[Extracted data entries]
:::::

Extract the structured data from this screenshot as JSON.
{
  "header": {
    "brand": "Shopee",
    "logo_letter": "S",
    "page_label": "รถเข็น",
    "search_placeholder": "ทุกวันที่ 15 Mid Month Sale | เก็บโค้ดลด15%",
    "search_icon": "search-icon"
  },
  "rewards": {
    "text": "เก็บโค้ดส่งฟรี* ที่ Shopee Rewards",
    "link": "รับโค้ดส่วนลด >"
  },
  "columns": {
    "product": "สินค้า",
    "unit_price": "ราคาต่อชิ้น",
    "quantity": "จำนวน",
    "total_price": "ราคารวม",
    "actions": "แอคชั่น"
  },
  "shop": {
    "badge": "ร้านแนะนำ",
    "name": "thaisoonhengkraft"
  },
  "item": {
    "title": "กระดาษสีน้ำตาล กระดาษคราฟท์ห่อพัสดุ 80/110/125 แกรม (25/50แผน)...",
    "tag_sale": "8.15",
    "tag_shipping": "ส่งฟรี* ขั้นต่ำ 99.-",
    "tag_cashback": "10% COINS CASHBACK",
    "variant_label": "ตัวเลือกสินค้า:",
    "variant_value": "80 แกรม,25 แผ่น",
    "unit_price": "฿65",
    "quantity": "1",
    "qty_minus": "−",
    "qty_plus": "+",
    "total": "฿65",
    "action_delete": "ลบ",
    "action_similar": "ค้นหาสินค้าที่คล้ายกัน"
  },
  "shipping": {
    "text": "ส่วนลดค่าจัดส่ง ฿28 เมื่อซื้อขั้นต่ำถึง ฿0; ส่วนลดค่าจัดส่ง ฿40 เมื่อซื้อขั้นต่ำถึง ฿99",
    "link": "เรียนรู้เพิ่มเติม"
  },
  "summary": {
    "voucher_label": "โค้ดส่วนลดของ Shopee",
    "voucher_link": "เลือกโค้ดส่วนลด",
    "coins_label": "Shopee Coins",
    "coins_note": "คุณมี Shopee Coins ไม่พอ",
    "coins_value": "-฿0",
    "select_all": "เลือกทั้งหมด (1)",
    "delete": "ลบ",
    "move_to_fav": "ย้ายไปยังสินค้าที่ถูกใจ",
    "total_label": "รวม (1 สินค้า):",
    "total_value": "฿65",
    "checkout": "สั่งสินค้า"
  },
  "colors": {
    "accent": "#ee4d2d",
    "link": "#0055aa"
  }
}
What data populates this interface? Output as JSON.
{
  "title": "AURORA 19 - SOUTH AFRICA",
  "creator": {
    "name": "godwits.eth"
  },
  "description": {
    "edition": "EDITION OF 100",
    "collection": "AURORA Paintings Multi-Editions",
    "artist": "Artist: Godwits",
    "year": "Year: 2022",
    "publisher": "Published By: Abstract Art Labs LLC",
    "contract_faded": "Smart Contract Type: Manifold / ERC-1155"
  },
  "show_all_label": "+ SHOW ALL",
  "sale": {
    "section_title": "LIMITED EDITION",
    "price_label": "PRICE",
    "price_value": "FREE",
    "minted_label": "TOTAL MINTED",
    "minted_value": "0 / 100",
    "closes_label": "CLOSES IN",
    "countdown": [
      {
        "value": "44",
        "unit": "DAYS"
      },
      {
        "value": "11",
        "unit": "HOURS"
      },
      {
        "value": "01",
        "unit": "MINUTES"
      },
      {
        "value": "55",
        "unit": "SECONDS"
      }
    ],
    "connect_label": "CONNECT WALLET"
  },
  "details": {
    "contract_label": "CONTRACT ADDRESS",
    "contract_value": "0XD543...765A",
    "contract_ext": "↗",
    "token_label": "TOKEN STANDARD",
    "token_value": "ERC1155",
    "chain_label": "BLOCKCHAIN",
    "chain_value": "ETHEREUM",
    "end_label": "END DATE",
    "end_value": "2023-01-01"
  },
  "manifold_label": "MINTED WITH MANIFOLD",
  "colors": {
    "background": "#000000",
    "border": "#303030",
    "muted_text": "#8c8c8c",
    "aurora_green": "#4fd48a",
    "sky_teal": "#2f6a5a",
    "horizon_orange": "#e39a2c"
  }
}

:::::

* The request *
Recopy the entries above in their entirety, exactly.

* Task answer *
Extract the structured data from this screenshot as JSON.
{
  "header": {
    "brand": "Shopee",
    "logo_letter": "S",
    "page_label": "รถเข็น",
    "search_placeholder": "ทุกวันที่ 15 Mid Month Sale | เก็บโค้ดลด15%",
    "search_icon": "search-icon"
  },
  "rewards": {
    "text": "เก็บโค้ดส่งฟรี* ที่ Shopee Rewards",
    "link": "รับโค้ดส่วนลด >"
  },
  "columns": {
    "product": "สินค้า",
    "unit_price": "ราคาต่อชิ้น",
    "quantity": "จำนวน",
    "total_price": "ราคารวม",
    "actions": "แอคชั่น"
  },
  "shop": {
    "badge": "ร้านแนะนำ",
    "name": "thaisoonhengkraft"
  },
  "item": {
    "title": "กระดาษสีน้ำตาล กระดาษคราฟท์ห่อพัสดุ 80/110/125 แกรม (25/50แผน)...",
    "tag_sale": "8.15",
    "tag_shipping": "ส่งฟรี* ขั้นต่ำ 99.-",
    "tag_cashback": "10% COINS CASHBACK",
    "variant_label": "ตัวเลือกสินค้า:",
    "variant_value": "80 แกรม,25 แผ่น",
    "unit_price": "฿65",
    "quantity": "1",
    "qty_minus": "−",
    "qty_plus": "+",
    "total": "฿65",
    "action_delete": "ลบ",
    "action_similar": "ค้นหาสินค้าที่คล้ายกัน"
  },
  "shipping": {
    "text": "ส่วนลดค่าจัดส่ง ฿28 เมื่อซื้อขั้นต่ำถึง ฿0; ส่วนลดค่าจัดส่ง ฿40 เมื่อซื้อขั้นต่ำถึง ฿99",
    "link": "เรียนรู้เพิ่มเติม"
  },
  "summary": {
    "voucher_label": "โค้ดส่วนลดของ Shopee",
    "voucher_link": "เลือกโค้ดส่วนลด",
    "coins_label": "Shopee Coins",
    "coins_note": "คุณมี Shopee Coins ไม่พอ",
    "coins_value": "-฿0",
    "select_all": "เลือกทั้งหมด (1)",
    "delete": "ลบ",
    "move_to_fav": "ย้ายไปยังสินค้าที่ถูกใจ",
    "total_label": "รวม (1 สินค้า):",
    "total_value": "฿65",
    "checkout": "สั่งสินค้า"
  },
  "colors": {
    "accent": "#ee4d2d",
    "link": "#0055aa"
  }
}
What data populates this interface? Output as JSON.
{
  "title": "AURORA 19 - SOUTH AFRICA",
  "creator": {
    "name": "godwits.eth"
  },
  "description": {
    "edition": "EDITION OF 100",
    "collection": "AURORA Paintings Multi-Editions",
    "artist": "Artist: Godwits",
    "year": "Year: 2022",
    "publisher": "Published By: Abstract Art Labs LLC",
    "contract_faded": "Smart Contract Type: Manifold / ERC-1155"
  },
  "show_all_label": "+ SHOW ALL",
  "sale": {
    "section_title": "LIMITED EDITION",
    "price_label": "PRICE",
    "price_value": "FREE",
    "minted_label": "TOTAL MINTED",
    "minted_value": "0 / 100",
    "closes_label": "CLOSES IN",
    "countdown": [
      {
        "value": "44",
        "unit": "DAYS"
      },
      {
        "value": "11",
        "unit": "HOURS"
      },
      {
        "value": "01",
        "unit": "MINUTES"
      },
      {
        "value": "55",
        "unit": "SECONDS"
      }
    ],
    "connect_label": "CONNECT WALLET"
  },
  "details": {
    "contract_label": "CONTRACT ADDRESS",
    "contract_value": "0XD543...765A",
    "contract_ext": "↗",
    "token_label": "TOKEN STANDARD",
    "token_value": "ERC1155",
    "chain_label": "BLOCKCHAIN",
    "chain_value": "ETHEREUM",
    "end_label": "END DATE",
    "end_value": "2023-01-01"
  },
  "manifold_label": "MINTED WITH MANIFOLD",
  "colors": {
    "background": "#000000",
    "border": "#303030",
    "muted_text": "#8c8c8c",
    "aurora_green": "#4fd48a",
    "sky_teal": "#2f6a5a",
    "horizon_orange": "#e39a2c"
  }
}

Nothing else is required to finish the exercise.